**EXERCISE REQUIREMENTS:**
Print the material below unchanged, from its first line through the line containing "line-series <box>105 424 704 551</box>", both included.

--------

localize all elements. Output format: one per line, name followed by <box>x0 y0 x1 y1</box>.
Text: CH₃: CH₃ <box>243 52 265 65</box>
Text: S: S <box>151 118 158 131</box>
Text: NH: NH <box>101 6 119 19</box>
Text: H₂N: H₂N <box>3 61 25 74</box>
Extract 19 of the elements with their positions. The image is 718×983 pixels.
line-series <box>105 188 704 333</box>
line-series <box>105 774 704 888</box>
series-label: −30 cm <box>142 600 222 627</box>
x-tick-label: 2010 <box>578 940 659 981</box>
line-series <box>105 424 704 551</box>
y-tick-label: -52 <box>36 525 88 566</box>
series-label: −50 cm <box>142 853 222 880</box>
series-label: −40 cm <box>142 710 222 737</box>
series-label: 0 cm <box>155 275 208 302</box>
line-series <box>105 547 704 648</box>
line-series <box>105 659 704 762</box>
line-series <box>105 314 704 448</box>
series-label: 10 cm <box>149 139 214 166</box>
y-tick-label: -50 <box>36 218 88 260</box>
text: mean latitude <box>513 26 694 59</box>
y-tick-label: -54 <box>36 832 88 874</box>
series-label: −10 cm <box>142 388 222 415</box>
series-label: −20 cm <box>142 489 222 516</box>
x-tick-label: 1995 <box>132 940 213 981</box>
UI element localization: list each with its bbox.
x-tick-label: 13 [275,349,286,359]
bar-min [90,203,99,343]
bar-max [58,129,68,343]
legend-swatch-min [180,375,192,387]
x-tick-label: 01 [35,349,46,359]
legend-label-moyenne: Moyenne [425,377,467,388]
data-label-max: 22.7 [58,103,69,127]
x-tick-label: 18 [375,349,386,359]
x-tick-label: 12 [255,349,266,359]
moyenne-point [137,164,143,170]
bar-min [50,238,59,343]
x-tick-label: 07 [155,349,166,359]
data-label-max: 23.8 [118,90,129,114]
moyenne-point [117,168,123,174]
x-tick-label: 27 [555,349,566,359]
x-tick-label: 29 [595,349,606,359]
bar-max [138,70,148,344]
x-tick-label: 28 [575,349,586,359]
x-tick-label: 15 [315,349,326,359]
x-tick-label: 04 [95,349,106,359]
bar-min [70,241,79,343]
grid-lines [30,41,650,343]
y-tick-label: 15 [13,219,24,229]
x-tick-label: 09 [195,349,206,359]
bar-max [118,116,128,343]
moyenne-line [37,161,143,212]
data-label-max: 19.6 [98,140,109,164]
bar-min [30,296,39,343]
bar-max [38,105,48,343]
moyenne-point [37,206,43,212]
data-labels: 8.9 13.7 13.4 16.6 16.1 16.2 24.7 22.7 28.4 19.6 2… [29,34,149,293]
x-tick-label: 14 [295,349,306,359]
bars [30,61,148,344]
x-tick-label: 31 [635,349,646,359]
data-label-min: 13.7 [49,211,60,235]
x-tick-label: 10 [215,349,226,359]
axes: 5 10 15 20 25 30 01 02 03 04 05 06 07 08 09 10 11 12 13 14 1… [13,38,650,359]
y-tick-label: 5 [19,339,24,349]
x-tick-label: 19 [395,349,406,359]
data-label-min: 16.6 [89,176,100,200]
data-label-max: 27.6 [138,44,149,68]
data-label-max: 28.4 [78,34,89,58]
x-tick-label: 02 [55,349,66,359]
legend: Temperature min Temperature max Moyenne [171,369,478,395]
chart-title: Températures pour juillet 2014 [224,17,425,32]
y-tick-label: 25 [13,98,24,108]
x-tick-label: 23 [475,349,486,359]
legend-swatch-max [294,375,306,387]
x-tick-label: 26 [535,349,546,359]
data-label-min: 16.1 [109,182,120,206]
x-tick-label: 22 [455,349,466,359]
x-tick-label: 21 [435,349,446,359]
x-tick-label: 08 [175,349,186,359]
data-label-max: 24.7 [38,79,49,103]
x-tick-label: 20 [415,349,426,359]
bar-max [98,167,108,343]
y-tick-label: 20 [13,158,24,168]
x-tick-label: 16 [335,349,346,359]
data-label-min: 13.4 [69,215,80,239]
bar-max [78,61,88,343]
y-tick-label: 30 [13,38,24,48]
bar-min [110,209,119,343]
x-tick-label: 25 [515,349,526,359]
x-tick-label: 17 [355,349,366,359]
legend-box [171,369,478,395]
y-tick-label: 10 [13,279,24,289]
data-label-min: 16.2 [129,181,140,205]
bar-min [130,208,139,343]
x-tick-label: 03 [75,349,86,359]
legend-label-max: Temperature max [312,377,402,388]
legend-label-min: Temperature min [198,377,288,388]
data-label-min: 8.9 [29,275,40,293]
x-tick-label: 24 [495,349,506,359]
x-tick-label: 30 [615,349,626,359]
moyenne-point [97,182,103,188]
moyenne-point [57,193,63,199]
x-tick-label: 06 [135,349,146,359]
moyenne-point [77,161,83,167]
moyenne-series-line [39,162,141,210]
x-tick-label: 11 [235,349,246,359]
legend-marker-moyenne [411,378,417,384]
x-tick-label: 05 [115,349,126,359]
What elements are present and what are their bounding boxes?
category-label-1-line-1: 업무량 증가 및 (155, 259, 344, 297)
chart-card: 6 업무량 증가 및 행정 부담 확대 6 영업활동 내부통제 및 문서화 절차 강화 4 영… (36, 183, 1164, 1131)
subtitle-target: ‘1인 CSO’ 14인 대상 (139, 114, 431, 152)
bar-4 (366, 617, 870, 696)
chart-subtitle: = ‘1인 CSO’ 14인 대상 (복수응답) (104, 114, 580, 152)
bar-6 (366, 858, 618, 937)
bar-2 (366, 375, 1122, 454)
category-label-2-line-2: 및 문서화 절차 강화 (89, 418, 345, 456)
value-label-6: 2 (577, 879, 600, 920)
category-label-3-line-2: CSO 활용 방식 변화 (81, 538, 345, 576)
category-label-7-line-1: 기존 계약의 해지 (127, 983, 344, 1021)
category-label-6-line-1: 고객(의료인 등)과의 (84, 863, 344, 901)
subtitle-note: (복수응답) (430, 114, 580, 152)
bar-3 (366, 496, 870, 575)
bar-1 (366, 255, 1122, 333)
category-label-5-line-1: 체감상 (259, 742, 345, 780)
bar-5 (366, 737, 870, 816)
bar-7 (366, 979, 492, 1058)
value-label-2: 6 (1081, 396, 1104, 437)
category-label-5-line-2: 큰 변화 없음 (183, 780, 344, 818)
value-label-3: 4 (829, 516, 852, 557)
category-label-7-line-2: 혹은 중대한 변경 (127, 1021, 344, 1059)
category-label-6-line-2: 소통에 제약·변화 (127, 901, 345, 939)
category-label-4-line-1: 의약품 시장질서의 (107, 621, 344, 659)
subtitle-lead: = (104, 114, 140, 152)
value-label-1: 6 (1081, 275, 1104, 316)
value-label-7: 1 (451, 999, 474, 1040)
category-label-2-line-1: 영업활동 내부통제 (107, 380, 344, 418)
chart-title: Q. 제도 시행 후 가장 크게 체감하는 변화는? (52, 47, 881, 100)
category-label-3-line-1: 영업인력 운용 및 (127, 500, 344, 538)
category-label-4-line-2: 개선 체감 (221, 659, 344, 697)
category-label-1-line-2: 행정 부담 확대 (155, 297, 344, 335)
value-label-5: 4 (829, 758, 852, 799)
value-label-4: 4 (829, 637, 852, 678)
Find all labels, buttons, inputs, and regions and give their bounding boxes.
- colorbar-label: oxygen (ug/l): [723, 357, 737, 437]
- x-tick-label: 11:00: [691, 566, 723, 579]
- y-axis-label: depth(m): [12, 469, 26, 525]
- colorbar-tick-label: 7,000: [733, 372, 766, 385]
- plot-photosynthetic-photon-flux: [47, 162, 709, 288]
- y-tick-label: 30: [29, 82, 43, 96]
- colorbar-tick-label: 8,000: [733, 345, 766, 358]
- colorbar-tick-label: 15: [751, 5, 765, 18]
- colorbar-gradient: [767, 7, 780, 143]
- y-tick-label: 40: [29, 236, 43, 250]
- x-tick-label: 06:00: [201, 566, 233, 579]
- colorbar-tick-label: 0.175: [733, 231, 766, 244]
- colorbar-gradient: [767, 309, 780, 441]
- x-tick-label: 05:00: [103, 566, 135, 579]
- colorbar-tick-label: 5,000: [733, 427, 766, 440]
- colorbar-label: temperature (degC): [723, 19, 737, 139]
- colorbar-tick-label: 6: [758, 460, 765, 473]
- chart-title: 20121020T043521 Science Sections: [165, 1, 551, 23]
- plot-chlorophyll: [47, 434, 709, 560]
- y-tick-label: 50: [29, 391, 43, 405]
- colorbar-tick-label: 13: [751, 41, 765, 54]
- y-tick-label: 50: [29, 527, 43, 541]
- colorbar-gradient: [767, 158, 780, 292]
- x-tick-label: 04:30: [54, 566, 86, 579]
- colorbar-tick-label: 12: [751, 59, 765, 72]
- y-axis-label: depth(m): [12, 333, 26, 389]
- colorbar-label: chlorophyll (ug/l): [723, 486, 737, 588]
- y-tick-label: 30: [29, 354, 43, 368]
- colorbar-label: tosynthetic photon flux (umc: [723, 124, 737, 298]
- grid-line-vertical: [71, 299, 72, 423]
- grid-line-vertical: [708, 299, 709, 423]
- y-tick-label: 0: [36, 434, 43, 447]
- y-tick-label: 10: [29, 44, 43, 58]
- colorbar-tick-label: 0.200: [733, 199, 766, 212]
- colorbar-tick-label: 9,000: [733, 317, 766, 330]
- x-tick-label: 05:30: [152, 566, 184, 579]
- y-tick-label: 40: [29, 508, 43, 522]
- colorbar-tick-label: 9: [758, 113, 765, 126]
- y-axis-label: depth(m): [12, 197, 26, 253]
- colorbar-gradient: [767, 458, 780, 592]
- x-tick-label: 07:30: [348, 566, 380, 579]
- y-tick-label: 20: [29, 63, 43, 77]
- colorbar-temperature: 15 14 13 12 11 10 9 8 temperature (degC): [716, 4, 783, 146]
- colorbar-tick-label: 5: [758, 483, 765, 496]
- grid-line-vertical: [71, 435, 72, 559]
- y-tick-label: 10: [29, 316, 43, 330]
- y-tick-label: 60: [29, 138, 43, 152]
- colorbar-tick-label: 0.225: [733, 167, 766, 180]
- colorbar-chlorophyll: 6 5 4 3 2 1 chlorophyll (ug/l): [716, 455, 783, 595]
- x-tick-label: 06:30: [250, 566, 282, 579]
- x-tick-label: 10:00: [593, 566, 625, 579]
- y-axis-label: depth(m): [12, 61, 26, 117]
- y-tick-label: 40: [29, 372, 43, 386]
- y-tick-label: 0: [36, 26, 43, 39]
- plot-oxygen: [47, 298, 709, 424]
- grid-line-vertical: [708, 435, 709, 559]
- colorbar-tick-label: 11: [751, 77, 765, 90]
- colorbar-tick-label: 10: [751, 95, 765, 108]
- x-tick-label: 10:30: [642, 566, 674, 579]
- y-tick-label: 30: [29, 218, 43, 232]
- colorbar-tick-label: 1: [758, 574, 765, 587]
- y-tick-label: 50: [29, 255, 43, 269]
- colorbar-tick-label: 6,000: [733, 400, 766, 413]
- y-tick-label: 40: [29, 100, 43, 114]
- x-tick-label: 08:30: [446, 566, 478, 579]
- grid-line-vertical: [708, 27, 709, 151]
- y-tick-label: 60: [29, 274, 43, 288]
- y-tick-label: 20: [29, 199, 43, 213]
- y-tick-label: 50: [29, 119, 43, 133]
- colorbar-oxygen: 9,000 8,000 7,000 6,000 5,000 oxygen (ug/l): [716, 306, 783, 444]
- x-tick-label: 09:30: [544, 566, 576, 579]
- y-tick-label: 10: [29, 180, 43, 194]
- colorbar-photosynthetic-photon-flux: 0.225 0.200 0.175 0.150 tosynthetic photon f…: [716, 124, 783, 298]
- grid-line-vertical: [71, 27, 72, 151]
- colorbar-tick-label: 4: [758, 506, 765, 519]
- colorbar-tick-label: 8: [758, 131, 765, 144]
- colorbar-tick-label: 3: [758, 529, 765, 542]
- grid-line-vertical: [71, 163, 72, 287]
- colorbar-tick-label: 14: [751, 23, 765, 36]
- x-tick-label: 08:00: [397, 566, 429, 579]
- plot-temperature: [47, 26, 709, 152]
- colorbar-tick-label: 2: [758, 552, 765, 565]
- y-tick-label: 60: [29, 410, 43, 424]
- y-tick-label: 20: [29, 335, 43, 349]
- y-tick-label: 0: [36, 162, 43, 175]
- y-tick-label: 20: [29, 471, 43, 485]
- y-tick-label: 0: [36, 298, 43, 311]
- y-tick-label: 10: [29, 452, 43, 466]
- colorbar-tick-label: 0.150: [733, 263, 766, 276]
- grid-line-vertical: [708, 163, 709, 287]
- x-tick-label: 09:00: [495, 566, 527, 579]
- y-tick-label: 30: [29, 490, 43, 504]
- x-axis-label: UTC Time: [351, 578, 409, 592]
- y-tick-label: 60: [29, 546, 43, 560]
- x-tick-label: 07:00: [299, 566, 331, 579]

--------

**RESULT FOR THIS TASK:**
localize all elements. Output format: one per line, name followed by <box>x0 y0 x1 y1</box>.
Text: CH₃: CH₃ <box>243 52 265 65</box>
Text: S: S <box>151 118 158 131</box>
Text: NH: NH <box>101 6 119 19</box>
Text: H₂N: H₂N <box>3 61 25 74</box>
Extract 19 of the elements with their positions. The image is 718×983 pixels.
line-series <box>105 188 704 333</box>
line-series <box>105 774 704 888</box>
series-label: −30 cm <box>142 600 222 627</box>
x-tick-label: 2010 <box>578 940 659 981</box>
line-series <box>105 424 704 551</box>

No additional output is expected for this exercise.